## START Information given
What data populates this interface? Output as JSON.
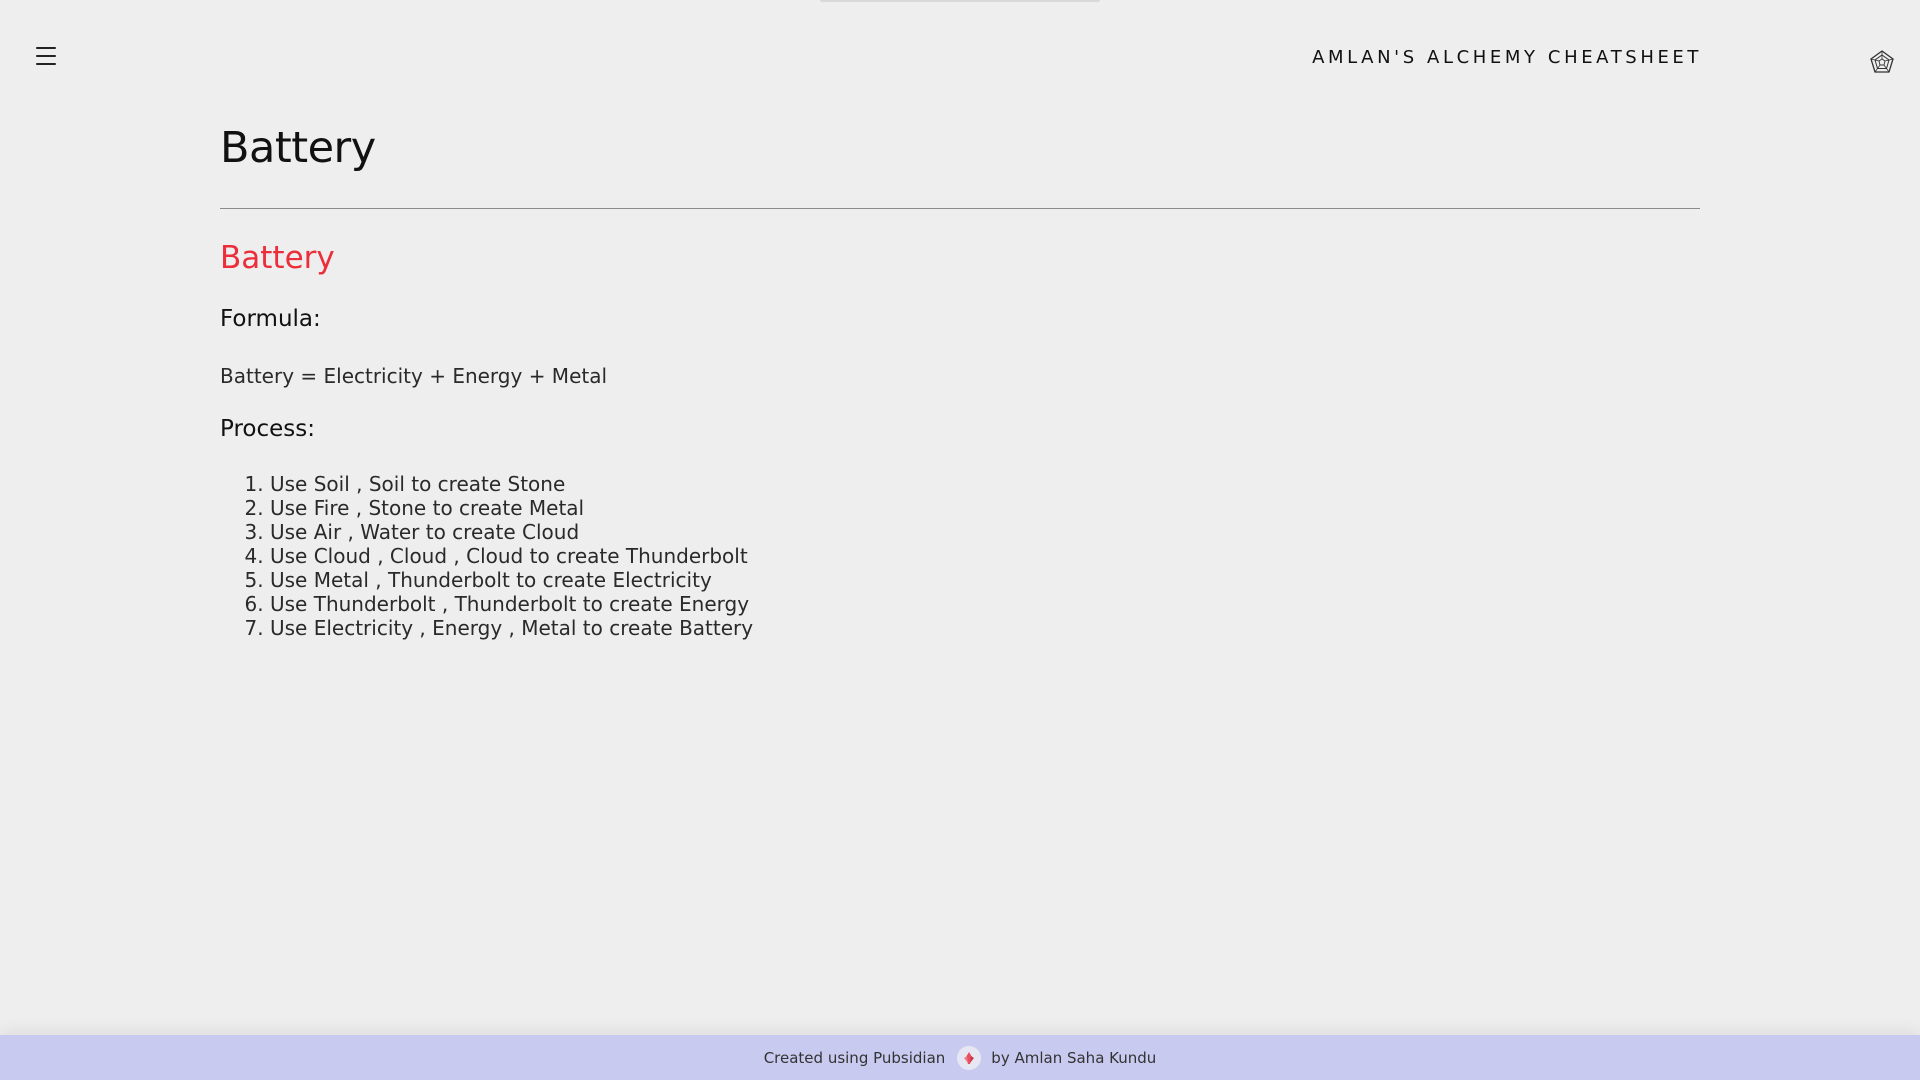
{
  "header": {
    "menu_icon": "hamburger-menu-icon",
    "site_title": "AMLAN'S ALCHEMY CHEATSHEET",
    "theme_icon": "pentagon-web-icon"
  },
  "page": {
    "title": "Battery",
    "section_title": "Battery",
    "formula_heading": "Formula:",
    "formula_text": "Battery = Electricity + Energy + Metal",
    "process_heading": "Process:",
    "steps": [
      "Use Soil , Soil to create Stone",
      "Use Fire , Stone to create Metal",
      "Use Air , Water to create Cloud",
      "Use Cloud , Cloud , Cloud to create Thunderbolt",
      "Use Metal , Thunderbolt to create Electricity",
      "Use Thunderbolt , Thunderbolt to create Energy",
      "Use Electricity , Energy , Metal to create Battery"
    ]
  },
  "footer": {
    "created_text": "Created using Pubsidian",
    "logo_icon": "pubsidian-logo-icon",
    "author_text": "by Amlan Saha Kundu",
    "background_color": "#c9caf0"
  },
  "colors": {
    "accent_red": "#ec2e3a",
    "page_background": "#eeeeef"
  }
}
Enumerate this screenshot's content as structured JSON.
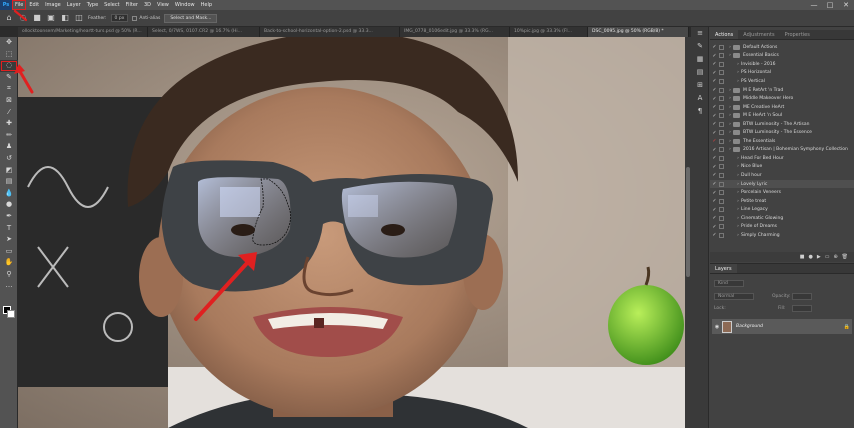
{
  "menu": {
    "logo": "Ps",
    "items": [
      "File",
      "Edit",
      "Image",
      "Layer",
      "Type",
      "Select",
      "Filter",
      "3D",
      "View",
      "Window",
      "Help"
    ],
    "window_controls": [
      "—",
      "□",
      "✕"
    ]
  },
  "options": {
    "feather_label": "Feather:",
    "feather_value": "0 px",
    "antialias_label": "Anti-alias",
    "select_mask_label": "Select and Mask..."
  },
  "tabs": [
    "ollocktoonsem/Marketing/heartt-turs.psd @ 50% (R...",
    "Select, 0/7WS, 0107.CR2 @ 16.7% (Hi...",
    "Back-to-school-horizontal-option-2.psd @ 33.3...",
    "IMG_0778_0106edit.jpg @ 33.3% (RG...",
    "10%pic.jpg @ 33.3% (Fl...",
    "DSC_0095.jpg @ 50% (RGB/8) *"
  ],
  "active_tab_index": 5,
  "panels": {
    "tabs": [
      "Actions",
      "Adjustments",
      "Properties"
    ],
    "active_tab": 0,
    "actions": [
      {
        "label": "Default Actions",
        "type": "set",
        "red": false
      },
      {
        "label": "Essential Basics",
        "type": "set",
        "red": false
      },
      {
        "label": "Invisible - 2016",
        "type": "action",
        "red": false
      },
      {
        "label": "PS Horizontal",
        "type": "action",
        "red": false
      },
      {
        "label": "PS Vertical",
        "type": "action",
        "red": false
      },
      {
        "label": "M E RetArt 'n Trad",
        "type": "set",
        "red": false
      },
      {
        "label": "Middle Makeover Hero",
        "type": "set",
        "red": false
      },
      {
        "label": "ME Creative HeArt",
        "type": "set",
        "red": false
      },
      {
        "label": "M E HeArt 'n Soul",
        "type": "set",
        "red": false
      },
      {
        "label": "BTW Luminosity - The Artisan",
        "type": "set",
        "red": false
      },
      {
        "label": "BTW Luminosity - The Essence",
        "type": "set",
        "red": false
      },
      {
        "label": "The Essentials",
        "type": "set",
        "red": true
      },
      {
        "label": "2016 Artisan | Bohemian Symphony Collection",
        "type": "set",
        "red": false
      },
      {
        "label": "Head For Bed Hour",
        "type": "action",
        "red": false
      },
      {
        "label": "Nice Blue",
        "type": "action",
        "red": false
      },
      {
        "label": "Dull hour",
        "type": "action",
        "red": false
      },
      {
        "label": "Lovely Lyric",
        "type": "action",
        "red": false
      },
      {
        "label": "Porcelain Veneers",
        "type": "action",
        "red": false
      },
      {
        "label": "Petite treat",
        "type": "action",
        "red": false
      },
      {
        "label": "Line Legacy",
        "type": "action",
        "red": false
      },
      {
        "label": "Cinematic Glowing",
        "type": "action",
        "red": false
      },
      {
        "label": "Pride of Dreams",
        "type": "action",
        "red": false
      },
      {
        "label": "Simply Charming",
        "type": "action",
        "red": false
      }
    ]
  },
  "layers": {
    "tab": "Layers",
    "kind_label": "Kind",
    "mode_label": "Normal",
    "opacity_label": "Opacity:",
    "lock_label": "Lock:",
    "fill_label": "Fill:",
    "layer_name": "Background"
  }
}
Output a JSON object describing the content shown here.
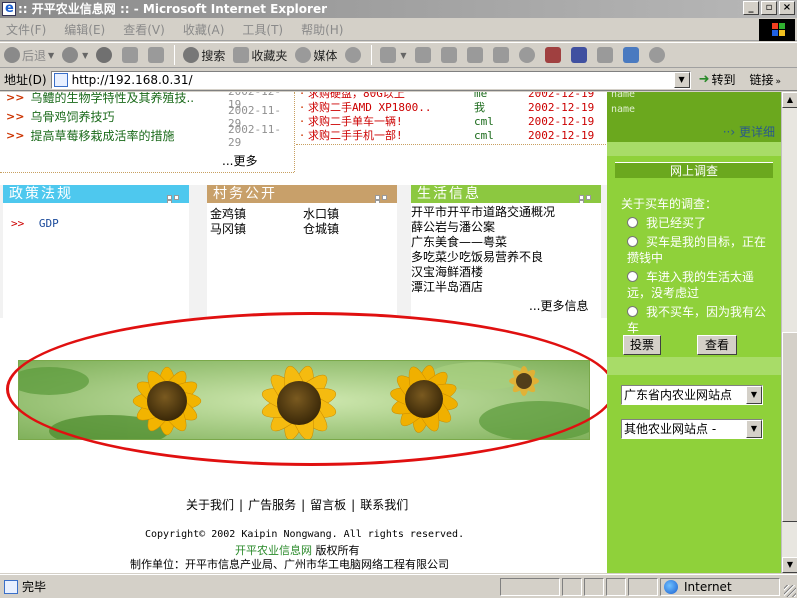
{
  "window": {
    "title": ":: 开平农业信息网 :: - Microsoft Internet Explorer",
    "buttons": [
      "_",
      "▫",
      "×"
    ]
  },
  "menubar": {
    "items": [
      "文件(F)",
      "编辑(E)",
      "查看(V)",
      "收藏(A)",
      "工具(T)",
      "帮助(H)"
    ]
  },
  "toolbar": {
    "back": "后退",
    "search": "搜索",
    "favorites": "收藏夹",
    "media": "媒体"
  },
  "address": {
    "label": "地址(D)",
    "url": "http://192.168.0.31/",
    "go": "转到",
    "links": "链接"
  },
  "news_left": {
    "items": [
      {
        "title": "乌鳢的生物学特性及其养殖技..",
        "date": "2002-12-19"
      },
      {
        "title": "乌骨鸡饲养技巧",
        "date": "2002-11-29"
      },
      {
        "title": "提高草莓移栽成活率的措施",
        "date": "2002-11-29"
      }
    ],
    "more": "...更多"
  },
  "news_right": {
    "items": [
      {
        "title": "求购硬盘，80G以上",
        "user": "me",
        "date": "2002-12-19"
      },
      {
        "title": "求购二手AMD XP1800..",
        "user": "我",
        "date": "2002-12-19"
      },
      {
        "title": "求购二手单车一辆!",
        "user": "cml",
        "date": "2002-12-19"
      },
      {
        "title": "求购二手手机一部!",
        "user": "cml",
        "date": "2002-12-19"
      }
    ]
  },
  "sidebar": {
    "name_label_1": "name",
    "name_label_2": "name",
    "more": "更详细",
    "survey_title": "网上调查",
    "question": "关于买车的调查：",
    "options": [
      "我已经买了",
      "买车是我的目标，正在攒钱中",
      "车进入我的生活太遥远，没考虑过",
      "我不买车，因为我有公车"
    ],
    "vote": "投票",
    "view": "查看",
    "select_1": "广东省内农业网站点",
    "select_2": "其他农业网站点 -"
  },
  "boxes": {
    "policy": {
      "title": "政策法规",
      "item": "GDP",
      "color": "#4ec8ee"
    },
    "village": {
      "title": "村务公开",
      "towns": [
        "金鸡镇",
        "水口镇",
        "马冈镇",
        "仓城镇"
      ],
      "color": "#c8a06a"
    },
    "life": {
      "title": "生活信息",
      "color": "#8cc840",
      "items": [
        "开平市开平市道路交通概况",
        "薛公岩与潘公案",
        "广东美食——粤菜",
        "多吃菜少吃饭易营养不良",
        "汉宝海鲜酒楼",
        "潭江半岛酒店"
      ],
      "more": "...更多信息"
    }
  },
  "footer": {
    "links": [
      "关于我们",
      "广告服务",
      "留言板",
      "联系我们"
    ],
    "copyright": "Copyright© 2002 Kaipin Nongwang. All rights reserved.",
    "site_name": "开平农业信息网",
    "site_suffix": " 版权所有",
    "maker": "制作单位：开平市信息产业局、广州市华工电脑网络工程有限公司"
  },
  "status": {
    "text": "完毕",
    "zone": "Internet"
  },
  "colors": {
    "sidebar": "#8fd13a",
    "sidebar_dark": "#6ba81e",
    "annotation": "#e01010"
  }
}
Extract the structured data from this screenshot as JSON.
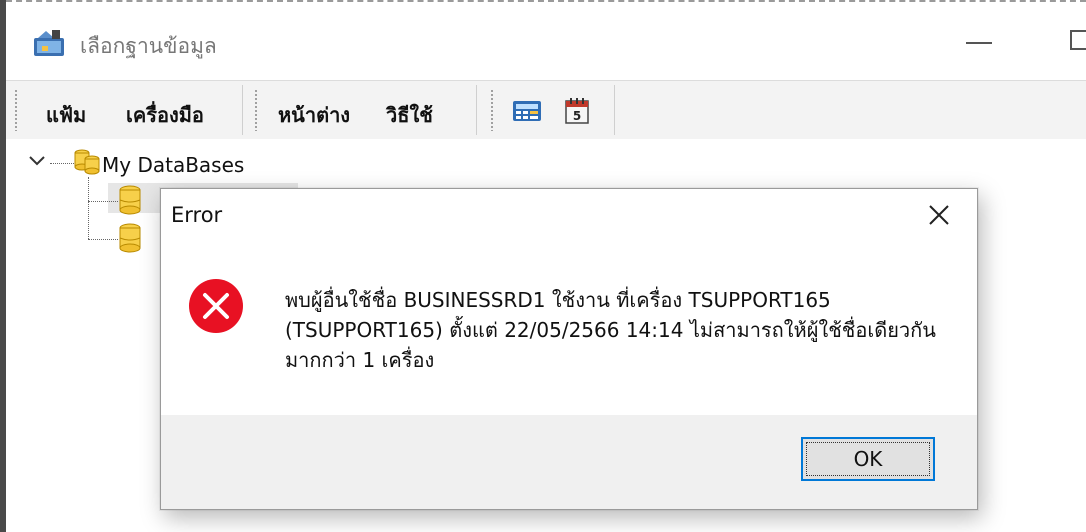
## END Information given
## Written task
Each record must be quoted in full and exactly. Do not include the pictures.

## Response to the exercise
What data populates this interface? Output as JSON.
{
  "header": {
    "menu_icon": "hamburger-menu-icon",
    "site_title": "AMLAN'S ALCHEMY CHEATSHEET",
    "theme_icon": "pentagon-web-icon"
  },
  "page": {
    "title": "Battery",
    "section_title": "Battery",
    "formula_heading": "Formula:",
    "formula_text": "Battery = Electricity + Energy + Metal",
    "process_heading": "Process:",
    "steps": [
      "Use Soil , Soil to create Stone",
      "Use Fire , Stone to create Metal",
      "Use Air , Water to create Cloud",
      "Use Cloud , Cloud , Cloud to create Thunderbolt",
      "Use Metal , Thunderbolt to create Electricity",
      "Use Thunderbolt , Thunderbolt to create Energy",
      "Use Electricity , Energy , Metal to create Battery"
    ]
  },
  "footer": {
    "created_text": "Created using Pubsidian",
    "logo_icon": "pubsidian-logo-icon",
    "author_text": "by Amlan Saha Kundu",
    "background_color": "#c9caf0"
  },
  "colors": {
    "accent_red": "#ec2e3a",
    "page_background": "#eeeeef"
  }
}
Enumerate this screenshot's content as structured JSON.
{
  "menu": {
    "logo": "Ps",
    "items": [
      "File",
      "Edit",
      "Image",
      "Layer",
      "Type",
      "Select",
      "Filter",
      "3D",
      "View",
      "Window",
      "Help"
    ],
    "window_controls": [
      "—",
      "□",
      "✕"
    ]
  },
  "options": {
    "feather_label": "Feather:",
    "feather_value": "0 px",
    "antialias_label": "Anti-alias",
    "select_mask_label": "Select and Mask..."
  },
  "tabs": [
    "ollocktoonsem/Marketing/heartt-turs.psd @ 50% (R...",
    "Select, 0/7WS, 0107.CR2 @ 16.7% (Hi...",
    "Back-to-school-horizontal-option-2.psd @ 33.3...",
    "IMG_0778_0106edit.jpg @ 33.3% (RG...",
    "10%pic.jpg @ 33.3% (Fl...",
    "DSC_0095.jpg @ 50% (RGB/8) *"
  ],
  "active_tab_index": 5,
  "panels": {
    "tabs": [
      "Actions",
      "Adjustments",
      "Properties"
    ],
    "active_tab": 0,
    "actions": [
      {
        "label": "Default Actions",
        "type": "set",
        "red": false
      },
      {
        "label": "Essential Basics",
        "type": "set",
        "red": false
      },
      {
        "label": "Invisible - 2016",
        "type": "action",
        "red": false
      },
      {
        "label": "PS Horizontal",
        "type": "action",
        "red": false
      },
      {
        "label": "PS Vertical",
        "type": "action",
        "red": false
      },
      {
        "label": "M E RetArt 'n Trad",
        "type": "set",
        "red": false
      },
      {
        "label": "Middle Makeover Hero",
        "type": "set",
        "red": false
      },
      {
        "label": "ME Creative HeArt",
        "type": "set",
        "red": false
      },
      {
        "label": "M E HeArt 'n Soul",
        "type": "set",
        "red": false
      },
      {
        "label": "BTW Luminosity - The Artisan",
        "type": "set",
        "red": false
      },
      {
        "label": "BTW Luminosity - The Essence",
        "type": "set",
        "red": false
      },
      {
        "label": "The Essentials",
        "type": "set",
        "red": true
      },
      {
        "label": "2016 Artisan | Bohemian Symphony Collection",
        "type": "set",
        "red": false
      },
      {
        "label": "Head For Bed Hour",
        "type": "action",
        "red": false
      },
      {
        "label": "Nice Blue",
        "type": "action",
        "red": false
      },
      {
        "label": "Dull hour",
        "type": "action",
        "red": false
      },
      {
        "label": "Lovely Lyric",
        "type": "action",
        "red": false
      },
      {
        "label": "Porcelain Veneers",
        "type": "action",
        "red": false
      },
      {
        "label": "Petite treat",
        "type": "action",
        "red": false
      },
      {
        "label": "Line Legacy",
        "type": "action",
        "red": false
      },
      {
        "label": "Cinematic Glowing",
        "type": "action",
        "red": false
      },
      {
        "label": "Pride of Dreams",
        "type": "action",
        "red": false
      },
      {
        "label": "Simply Charming",
        "type": "action",
        "red": false
      }
    ]
  },
  "layers": {
    "tab": "Layers",
    "kind_label": "Kind",
    "mode_label": "Normal",
    "opacity_label": "Opacity:",
    "lock_label": "Lock:",
    "fill_label": "Fill:",
    "layer_name": "Background"
  }
}
Output a JSON object describing the content shown here.
{
  "window": {
    "title": ":: 开平农业信息网 :: - Microsoft Internet Explorer",
    "buttons": [
      "_",
      "▫",
      "×"
    ]
  },
  "menubar": {
    "items": [
      "文件(F)",
      "编辑(E)",
      "查看(V)",
      "收藏(A)",
      "工具(T)",
      "帮助(H)"
    ]
  },
  "toolbar": {
    "back": "后退",
    "search": "搜索",
    "favorites": "收藏夹",
    "media": "媒体"
  },
  "address": {
    "label": "地址(D)",
    "url": "http://192.168.0.31/",
    "go": "转到",
    "links": "链接"
  },
  "news_left": {
    "items": [
      {
        "title": "乌鳢的生物学特性及其养殖技..",
        "date": "2002-12-19"
      },
      {
        "title": "乌骨鸡饲养技巧",
        "date": "2002-11-29"
      },
      {
        "title": "提高草莓移栽成活率的措施",
        "date": "2002-11-29"
      }
    ],
    "more": "...更多"
  },
  "news_right": {
    "items": [
      {
        "title": "求购硬盘，80G以上",
        "user": "me",
        "date": "2002-12-19"
      },
      {
        "title": "求购二手AMD XP1800..",
        "user": "我",
        "date": "2002-12-19"
      },
      {
        "title": "求购二手单车一辆!",
        "user": "cml",
        "date": "2002-12-19"
      },
      {
        "title": "求购二手手机一部!",
        "user": "cml",
        "date": "2002-12-19"
      }
    ]
  },
  "sidebar": {
    "name_label_1": "name",
    "name_label_2": "name",
    "more": "更详细",
    "survey_title": "网上调查",
    "question": "关于买车的调查：",
    "options": [
      "我已经买了",
      "买车是我的目标，正在攒钱中",
      "车进入我的生活太遥远，没考虑过",
      "我不买车，因为我有公车"
    ],
    "vote": "投票",
    "view": "查看",
    "select_1": "广东省内农业网站点",
    "select_2": "其他农业网站点 -"
  },
  "boxes": {
    "policy": {
      "title": "政策法规",
      "item": "GDP",
      "color": "#4ec8ee"
    },
    "village": {
      "title": "村务公开",
      "towns": [
        "金鸡镇",
        "水口镇",
        "马冈镇",
        "仓城镇"
      ],
      "color": "#c8a06a"
    },
    "life": {
      "title": "生活信息",
      "color": "#8cc840",
      "items": [
        "开平市开平市道路交通概况",
        "薛公岩与潘公案",
        "广东美食——粤菜",
        "多吃菜少吃饭易营养不良",
        "汉宝海鲜酒楼",
        "潭江半岛酒店"
      ],
      "more": "...更多信息"
    }
  },
  "footer": {
    "links": [
      "关于我们",
      "广告服务",
      "留言板",
      "联系我们"
    ],
    "copyright": "Copyright© 2002 Kaipin Nongwang. All rights reserved.",
    "site_name": "开平农业信息网",
    "site_suffix": " 版权所有",
    "maker": "制作单位：开平市信息产业局、广州市华工电脑网络工程有限公司"
  },
  "status": {
    "text": "完毕",
    "zone": "Internet"
  },
  "colors": {
    "sidebar": "#8fd13a",
    "sidebar_dark": "#6ba81e",
    "annotation": "#e01010"
  }
}
Extract the structured data from this screenshot as JSON.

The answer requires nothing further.